Start Entries shown

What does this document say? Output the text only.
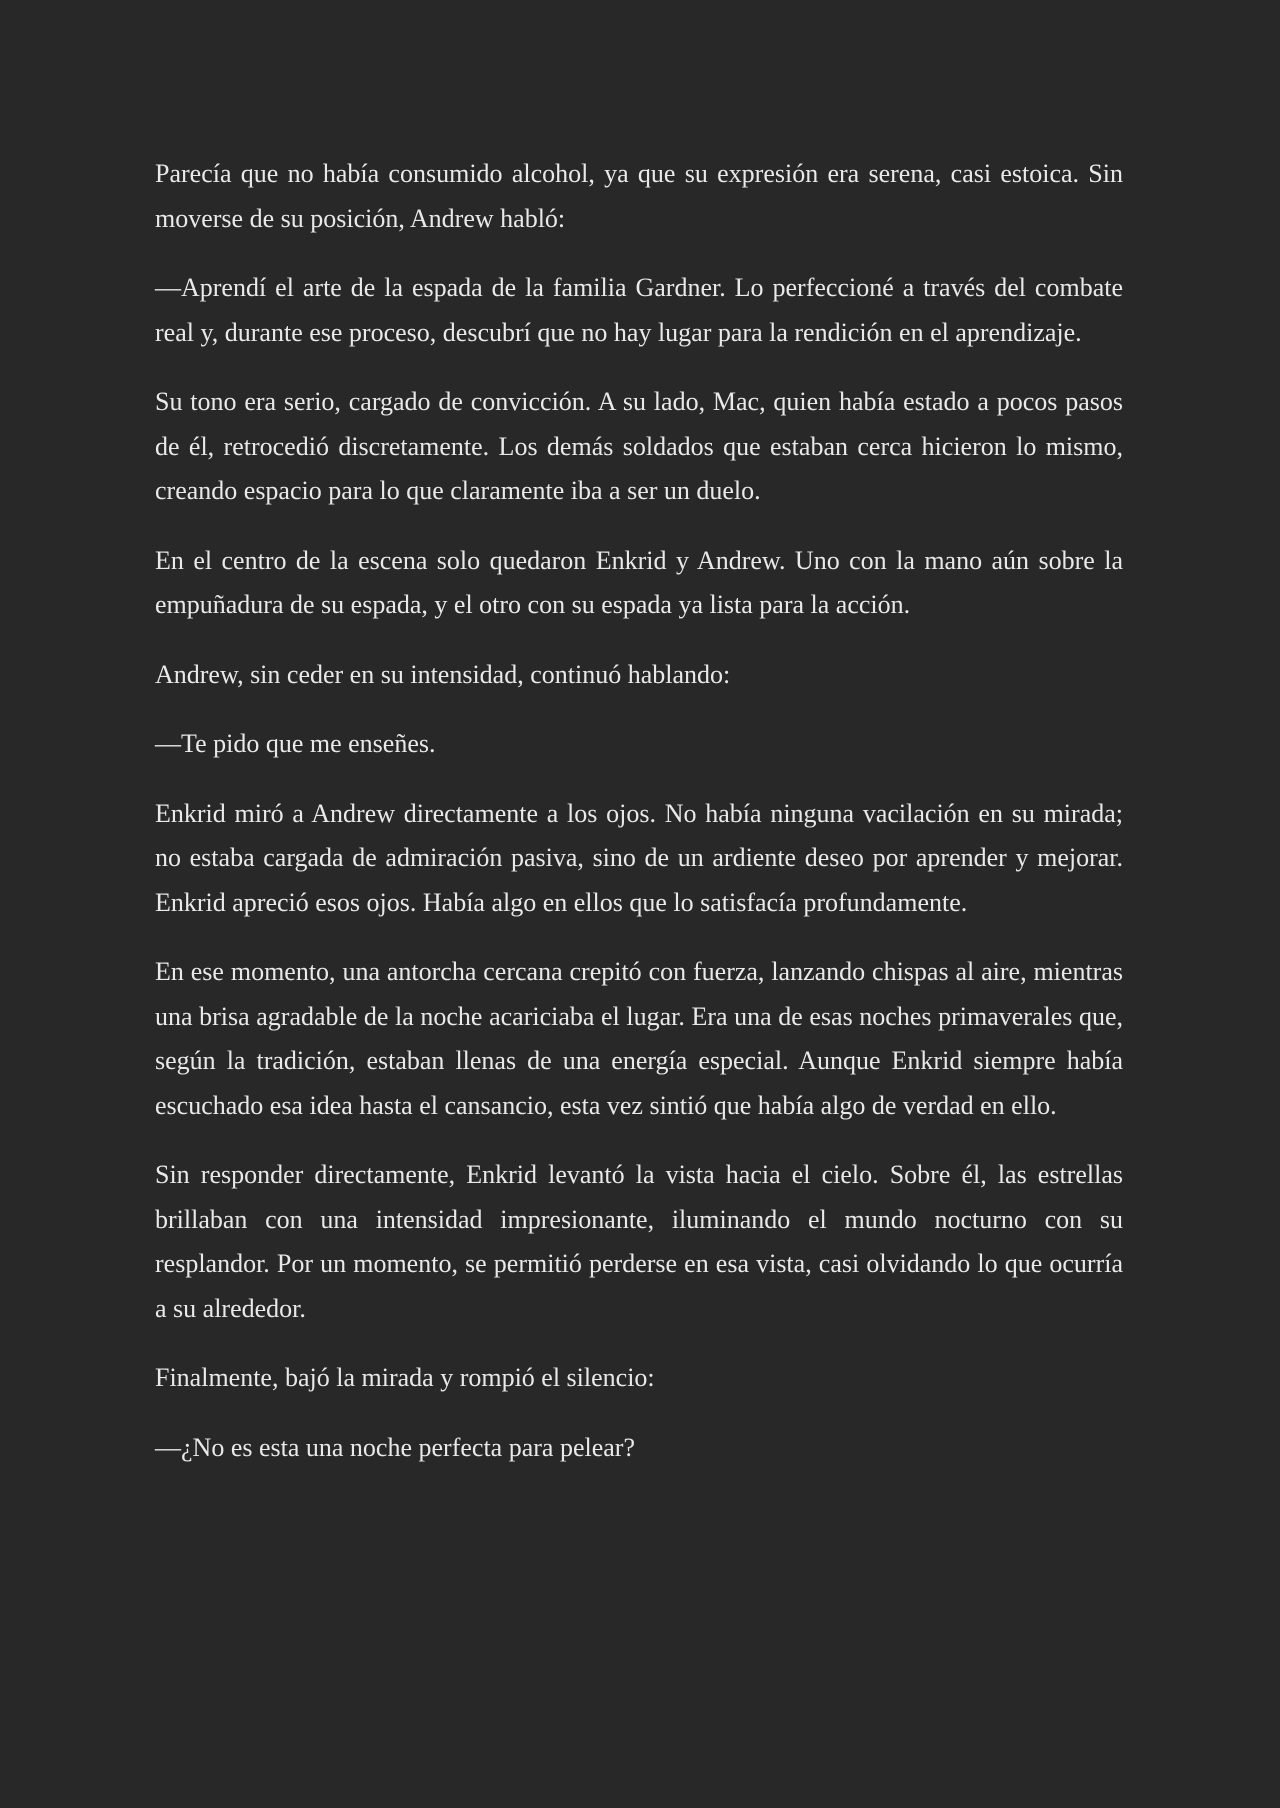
Parecía que no había consumido alcohol, ya que su expresión era serena, casi estoica. Sin moverse de su posición, Andrew habló:

—Aprendí el arte de la espada de la familia Gardner. Lo perfeccioné a través del combate real y, durante ese proceso, descubrí que no hay lugar para la rendición en el aprendizaje.

Su tono era serio, cargado de convicción. A su lado, Mac, quien había estado a pocos pasos de él, retrocedió discretamente. Los demás soldados que estaban cerca hicieron lo mismo, creando espacio para lo que claramente iba a ser un duelo.

En el centro de la escena solo quedaron Enkrid y Andrew. Uno con la mano aún sobre la empuñadura de su espada, y el otro con su espada ya lista para la acción.

Andrew, sin ceder en su intensidad, continuó hablando:

—Te pido que me enseñes.

Enkrid miró a Andrew directamente a los ojos. No había ninguna vacilación en su mirada; no estaba cargada de admiración pasiva, sino de un ardiente deseo por aprender y mejorar. Enkrid apreció esos ojos. Había algo en ellos que lo satisfacía profundamente.

En ese momento, una antorcha cercana crepitó con fuerza, lanzando chispas al aire, mientras una brisa agradable de la noche acariciaba el lugar. Era una de esas noches primaverales que, según la tradición, estaban llenas de una energía especial. Aunque Enkrid siempre había escuchado esa idea hasta el cansancio, esta vez sintió que había algo de verdad en ello.

Sin responder directamente, Enkrid levantó la vista hacia el cielo. Sobre él, las estrellas brillaban con una intensidad impresionante, iluminando el mundo nocturno con su resplandor. Por un momento, se permitió perderse en esa vista, casi olvidando lo que ocurría a su alrededor.

Finalmente, bajó la mirada y rompió el silencio:

—¿No es esta una noche perfecta para pelear?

End Entries shown

Track down the lines that include the word "casi" and copy them.

■ Response to the task ■
Parecía que no había consumido alcohol, ya que su expresión era serena, casi estoica. Sin moverse de su posición, Andrew habló:
Sin responder directamente, Enkrid levantó la vista hacia el cielo. Sobre él, las estrellas brillaban con una intensidad impresionante, iluminando el mundo nocturno con su resplandor. Por un momento, se permitió perderse en esa vista, casi olvidando lo que ocurría a su alrededor.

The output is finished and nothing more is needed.